Reproduce all of the data that follows, character for character.

··· Stored rows ···

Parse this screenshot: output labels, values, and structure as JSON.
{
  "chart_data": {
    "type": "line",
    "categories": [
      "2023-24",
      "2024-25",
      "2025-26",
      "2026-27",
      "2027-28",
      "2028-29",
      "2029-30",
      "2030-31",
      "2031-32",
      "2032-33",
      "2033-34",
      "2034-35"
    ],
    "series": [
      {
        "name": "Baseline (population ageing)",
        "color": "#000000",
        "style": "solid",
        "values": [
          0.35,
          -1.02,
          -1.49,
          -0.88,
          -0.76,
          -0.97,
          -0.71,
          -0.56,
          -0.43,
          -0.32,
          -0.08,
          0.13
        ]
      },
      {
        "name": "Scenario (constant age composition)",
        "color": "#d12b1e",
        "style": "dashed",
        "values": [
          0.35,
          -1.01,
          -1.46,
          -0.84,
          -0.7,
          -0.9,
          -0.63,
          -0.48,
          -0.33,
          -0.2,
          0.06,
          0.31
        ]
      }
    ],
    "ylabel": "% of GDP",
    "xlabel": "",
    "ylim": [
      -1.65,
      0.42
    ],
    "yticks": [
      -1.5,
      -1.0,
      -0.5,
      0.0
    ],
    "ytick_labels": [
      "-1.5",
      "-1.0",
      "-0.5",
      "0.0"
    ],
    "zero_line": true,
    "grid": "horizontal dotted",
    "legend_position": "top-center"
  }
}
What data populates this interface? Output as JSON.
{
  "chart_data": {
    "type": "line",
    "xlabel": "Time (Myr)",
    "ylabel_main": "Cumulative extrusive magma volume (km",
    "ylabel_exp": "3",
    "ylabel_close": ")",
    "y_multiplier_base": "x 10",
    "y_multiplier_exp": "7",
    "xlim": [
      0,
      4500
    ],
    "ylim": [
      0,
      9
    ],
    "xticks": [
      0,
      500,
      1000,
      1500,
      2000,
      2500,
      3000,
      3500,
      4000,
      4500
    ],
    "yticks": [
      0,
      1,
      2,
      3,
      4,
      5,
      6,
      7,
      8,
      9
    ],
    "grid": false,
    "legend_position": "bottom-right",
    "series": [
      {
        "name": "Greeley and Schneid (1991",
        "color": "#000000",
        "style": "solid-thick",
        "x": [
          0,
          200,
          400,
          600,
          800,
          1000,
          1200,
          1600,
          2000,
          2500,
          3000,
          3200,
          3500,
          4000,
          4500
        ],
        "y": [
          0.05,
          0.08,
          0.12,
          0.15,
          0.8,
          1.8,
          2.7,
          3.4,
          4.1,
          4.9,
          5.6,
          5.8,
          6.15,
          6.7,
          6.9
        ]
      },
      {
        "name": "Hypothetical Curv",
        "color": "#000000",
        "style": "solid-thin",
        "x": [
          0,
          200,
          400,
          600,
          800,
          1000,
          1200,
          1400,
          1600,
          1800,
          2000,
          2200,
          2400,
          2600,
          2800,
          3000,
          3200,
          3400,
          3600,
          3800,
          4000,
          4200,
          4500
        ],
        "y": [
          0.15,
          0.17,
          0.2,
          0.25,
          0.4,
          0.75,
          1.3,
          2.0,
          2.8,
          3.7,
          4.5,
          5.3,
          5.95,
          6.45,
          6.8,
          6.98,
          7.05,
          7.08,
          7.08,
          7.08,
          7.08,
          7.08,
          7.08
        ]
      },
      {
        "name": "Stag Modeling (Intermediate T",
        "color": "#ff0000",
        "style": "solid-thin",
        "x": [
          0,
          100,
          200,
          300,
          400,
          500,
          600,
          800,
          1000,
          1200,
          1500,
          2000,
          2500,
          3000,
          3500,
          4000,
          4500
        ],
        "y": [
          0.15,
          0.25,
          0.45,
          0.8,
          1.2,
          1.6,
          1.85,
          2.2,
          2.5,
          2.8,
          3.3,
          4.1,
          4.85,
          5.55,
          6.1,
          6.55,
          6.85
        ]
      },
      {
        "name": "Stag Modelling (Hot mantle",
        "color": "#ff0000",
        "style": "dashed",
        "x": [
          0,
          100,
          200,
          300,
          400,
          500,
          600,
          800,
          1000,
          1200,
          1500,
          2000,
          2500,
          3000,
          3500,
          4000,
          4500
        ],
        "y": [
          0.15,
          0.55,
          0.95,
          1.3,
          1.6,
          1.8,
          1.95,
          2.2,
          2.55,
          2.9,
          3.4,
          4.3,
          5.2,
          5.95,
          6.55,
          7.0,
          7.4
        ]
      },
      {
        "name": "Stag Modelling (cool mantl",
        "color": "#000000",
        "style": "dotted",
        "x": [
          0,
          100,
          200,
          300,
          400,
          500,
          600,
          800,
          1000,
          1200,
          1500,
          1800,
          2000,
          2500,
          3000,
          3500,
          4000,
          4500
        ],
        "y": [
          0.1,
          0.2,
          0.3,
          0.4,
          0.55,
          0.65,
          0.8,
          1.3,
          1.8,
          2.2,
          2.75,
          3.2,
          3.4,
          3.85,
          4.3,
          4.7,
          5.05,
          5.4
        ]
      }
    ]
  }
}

···

**Answer:**
Parse this screenshot: output labels, values, and structure as JSON.
{
  "chart_data": {
    "type": "line",
    "categories": [
      "2023-24",
      "2024-25",
      "2025-26",
      "2026-27",
      "2027-28",
      "2028-29",
      "2029-30",
      "2030-31",
      "2031-32",
      "2032-33",
      "2033-34",
      "2034-35"
    ],
    "series": [
      {
        "name": "Baseline (population ageing)",
        "color": "#000000",
        "style": "solid",
        "values": [
          0.35,
          -1.02,
          -1.49,
          -0.88,
          -0.76,
          -0.97,
          -0.71,
          -0.56,
          -0.43,
          -0.32,
          -0.08,
          0.13
        ]
      },
      {
        "name": "Scenario (constant age composition)",
        "color": "#d12b1e",
        "style": "dashed",
        "values": [
          0.35,
          -1.01,
          -1.46,
          -0.84,
          -0.7,
          -0.9,
          -0.63,
          -0.48,
          -0.33,
          -0.2,
          0.06,
          0.31
        ]
      }
    ],
    "ylabel": "% of GDP",
    "xlabel": "",
    "ylim": [
      -1.65,
      0.42
    ],
    "yticks": [
      -1.5,
      -1.0,
      -0.5,
      0.0
    ],
    "ytick_labels": [
      "-1.5",
      "-1.0",
      "-0.5",
      "0.0"
    ],
    "zero_line": true,
    "grid": "horizontal dotted",
    "legend_position": "top-center"
  }
}
What data populates this interface? Output as JSON.
{
  "chart_data": {
    "type": "line",
    "xlabel": "Time (Myr)",
    "ylabel_main": "Cumulative extrusive magma volume (km",
    "ylabel_exp": "3",
    "ylabel_close": ")",
    "y_multiplier_base": "x 10",
    "y_multiplier_exp": "7",
    "xlim": [
      0,
      4500
    ],
    "ylim": [
      0,
      9
    ],
    "xticks": [
      0,
      500,
      1000,
      1500,
      2000,
      2500,
      3000,
      3500,
      4000,
      4500
    ],
    "yticks": [
      0,
      1,
      2,
      3,
      4,
      5,
      6,
      7,
      8,
      9
    ],
    "grid": false,
    "legend_position": "bottom-right",
    "series": [
      {
        "name": "Greeley and Schneid (1991",
        "color": "#000000",
        "style": "solid-thick",
        "x": [
          0,
          200,
          400,
          600,
          800,
          1000,
          1200,
          1600,
          2000,
          2500,
          3000,
          3200,
          3500,
          4000,
          4500
        ],
        "y": [
          0.05,
          0.08,
          0.12,
          0.15,
          0.8,
          1.8,
          2.7,
          3.4,
          4.1,
          4.9,
          5.6,
          5.8,
          6.15,
          6.7,
          6.9
        ]
      },
      {
        "name": "Hypothetical Curv",
        "color": "#000000",
        "style": "solid-thin",
        "x": [
          0,
          200,
          400,
          600,
          800,
          1000,
          1200,
          1400,
          1600,
          1800,
          2000,
          2200,
          2400,
          2600,
          2800,
          3000,
          3200,
          3400,
          3600,
          3800,
          4000,
          4200,
          4500
        ],
        "y": [
          0.15,
          0.17,
          0.2,
          0.25,
          0.4,
          0.75,
          1.3,
          2.0,
          2.8,
          3.7,
          4.5,
          5.3,
          5.95,
          6.45,
          6.8,
          6.98,
          7.05,
          7.08,
          7.08,
          7.08,
          7.08,
          7.08,
          7.08
        ]
      },
      {
        "name": "Stag Modeling (Intermediate T",
        "color": "#ff0000",
        "style": "solid-thin",
        "x": [
          0,
          100,
          200,
          300,
          400,
          500,
          600,
          800,
          1000,
          1200,
          1500,
          2000,
          2500,
          3000,
          3500,
          4000,
          4500
        ],
        "y": [
          0.15,
          0.25,
          0.45,
          0.8,
          1.2,
          1.6,
          1.85,
          2.2,
          2.5,
          2.8,
          3.3,
          4.1,
          4.85,
          5.55,
          6.1,
          6.55,
          6.85
        ]
      },
      {
        "name": "Stag Modelling (Hot mantle",
        "color": "#ff0000",
        "style": "dashed",
        "x": [
          0,
          100,
          200,
          300,
          400,
          500,
          600,
          800,
          1000,
          1200,
          1500,
          2000,
          2500,
          3000,
          3500,
          4000,
          4500
        ],
        "y": [
          0.15,
          0.55,
          0.95,
          1.3,
          1.6,
          1.8,
          1.95,
          2.2,
          2.55,
          2.9,
          3.4,
          4.3,
          5.2,
          5.95,
          6.55,
          7.0,
          7.4
        ]
      },
      {
        "name": "Stag Modelling (cool mantl",
        "color": "#000000",
        "style": "dotted",
        "x": [
          0,
          100,
          200,
          300,
          400,
          500,
          600,
          800,
          1000,
          1200,
          1500,
          1800,
          2000,
          2500,
          3000,
          3500,
          4000,
          4500
        ],
        "y": [
          0.1,
          0.2,
          0.3,
          0.4,
          0.55,
          0.65,
          0.8,
          1.3,
          1.8,
          2.2,
          2.75,
          3.2,
          3.4,
          3.85,
          4.3,
          4.7,
          5.05,
          5.4
        ]
      }
    ]
  }
}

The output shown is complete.